• [Data in this exercise]:
--*--
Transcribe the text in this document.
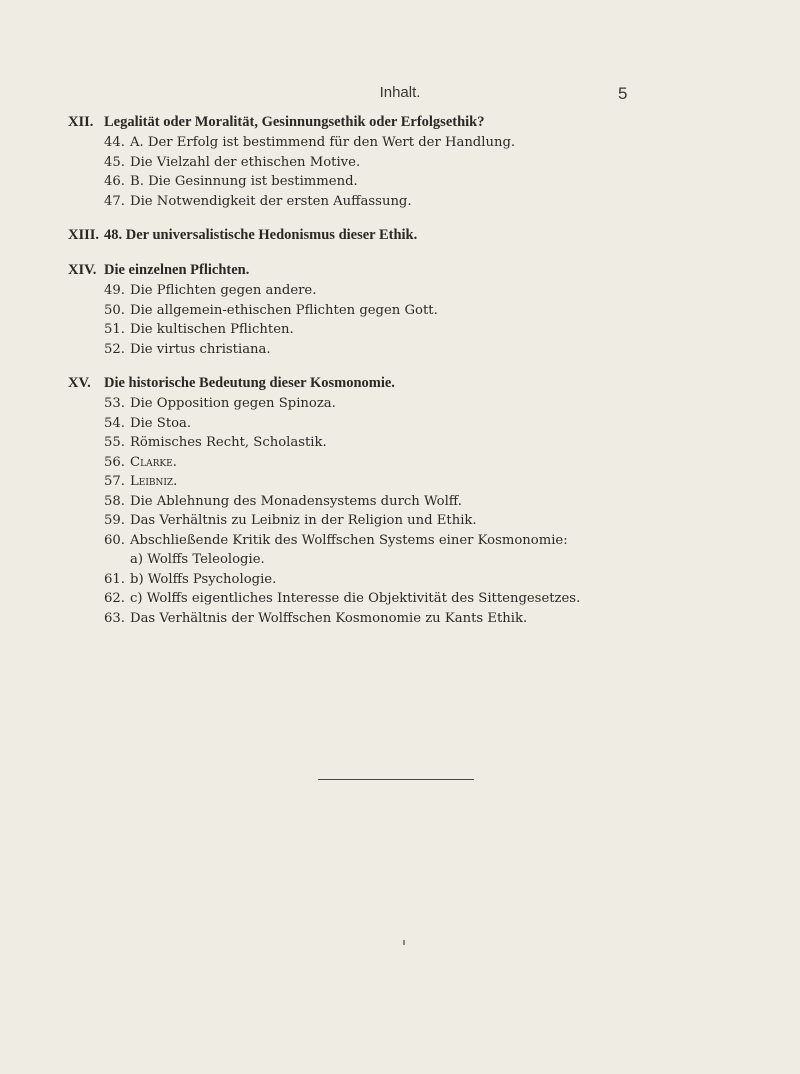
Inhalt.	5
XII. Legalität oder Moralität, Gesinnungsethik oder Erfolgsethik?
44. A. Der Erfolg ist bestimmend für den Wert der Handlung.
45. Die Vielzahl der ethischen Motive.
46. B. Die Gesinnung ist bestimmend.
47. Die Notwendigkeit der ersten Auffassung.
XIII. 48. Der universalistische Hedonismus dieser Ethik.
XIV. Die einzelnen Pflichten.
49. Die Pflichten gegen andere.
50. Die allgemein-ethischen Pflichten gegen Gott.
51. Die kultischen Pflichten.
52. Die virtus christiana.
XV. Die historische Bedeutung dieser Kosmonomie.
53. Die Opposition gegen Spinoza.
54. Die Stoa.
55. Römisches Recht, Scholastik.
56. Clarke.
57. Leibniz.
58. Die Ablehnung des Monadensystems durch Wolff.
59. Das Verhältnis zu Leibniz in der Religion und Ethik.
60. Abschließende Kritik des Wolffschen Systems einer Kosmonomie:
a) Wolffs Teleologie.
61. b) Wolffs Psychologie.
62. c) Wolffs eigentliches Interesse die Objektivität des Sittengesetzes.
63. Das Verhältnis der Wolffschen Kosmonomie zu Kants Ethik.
--*--
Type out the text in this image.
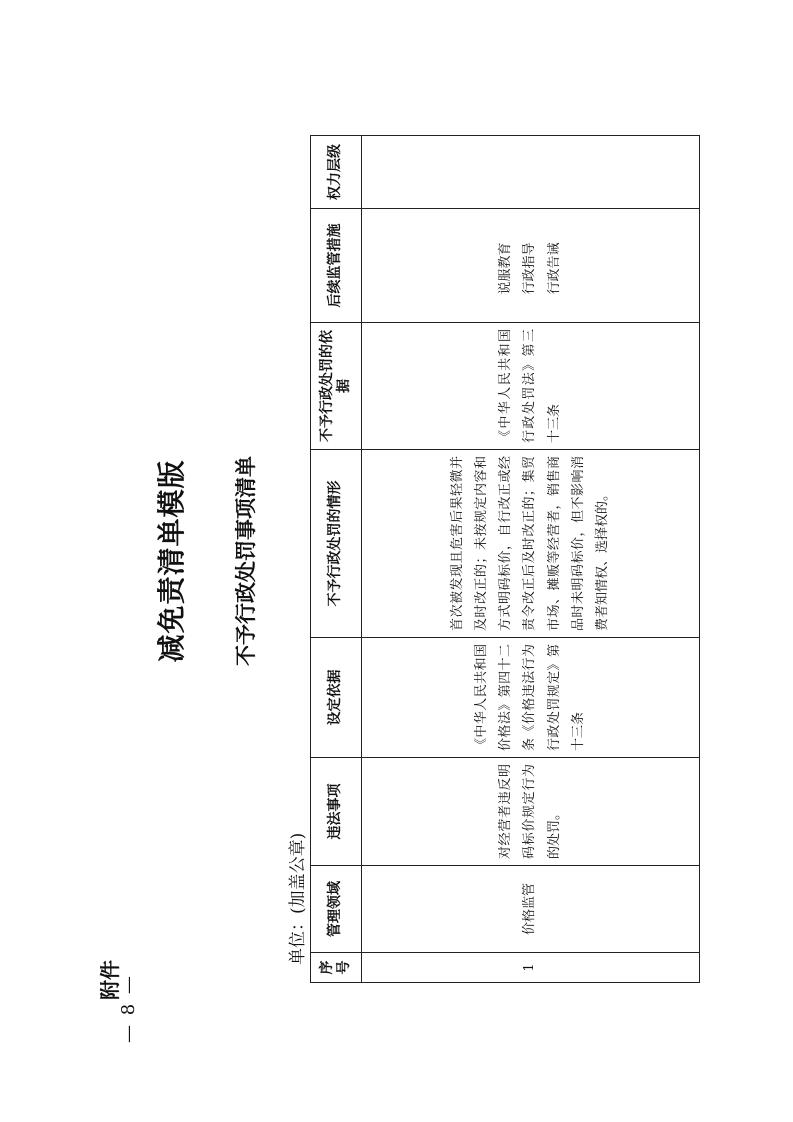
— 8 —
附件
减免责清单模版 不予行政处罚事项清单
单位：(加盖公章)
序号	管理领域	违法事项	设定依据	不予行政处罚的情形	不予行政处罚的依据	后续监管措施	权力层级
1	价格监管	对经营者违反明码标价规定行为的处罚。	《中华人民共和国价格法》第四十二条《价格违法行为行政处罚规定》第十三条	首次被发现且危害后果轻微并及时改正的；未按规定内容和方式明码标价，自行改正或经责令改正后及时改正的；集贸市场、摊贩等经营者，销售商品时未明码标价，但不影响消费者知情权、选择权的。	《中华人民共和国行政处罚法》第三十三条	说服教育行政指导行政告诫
--*--
• [What the exercise asks]:
Where a line holds "Wolffschen", copy it out.

• [Solution to the exercise]:
60. Abschließende Kritik des Wolffschen Systems einer Kosmonomie:
63. Das Verhältnis der Wolffschen Kosmonomie zu Kants Ethik.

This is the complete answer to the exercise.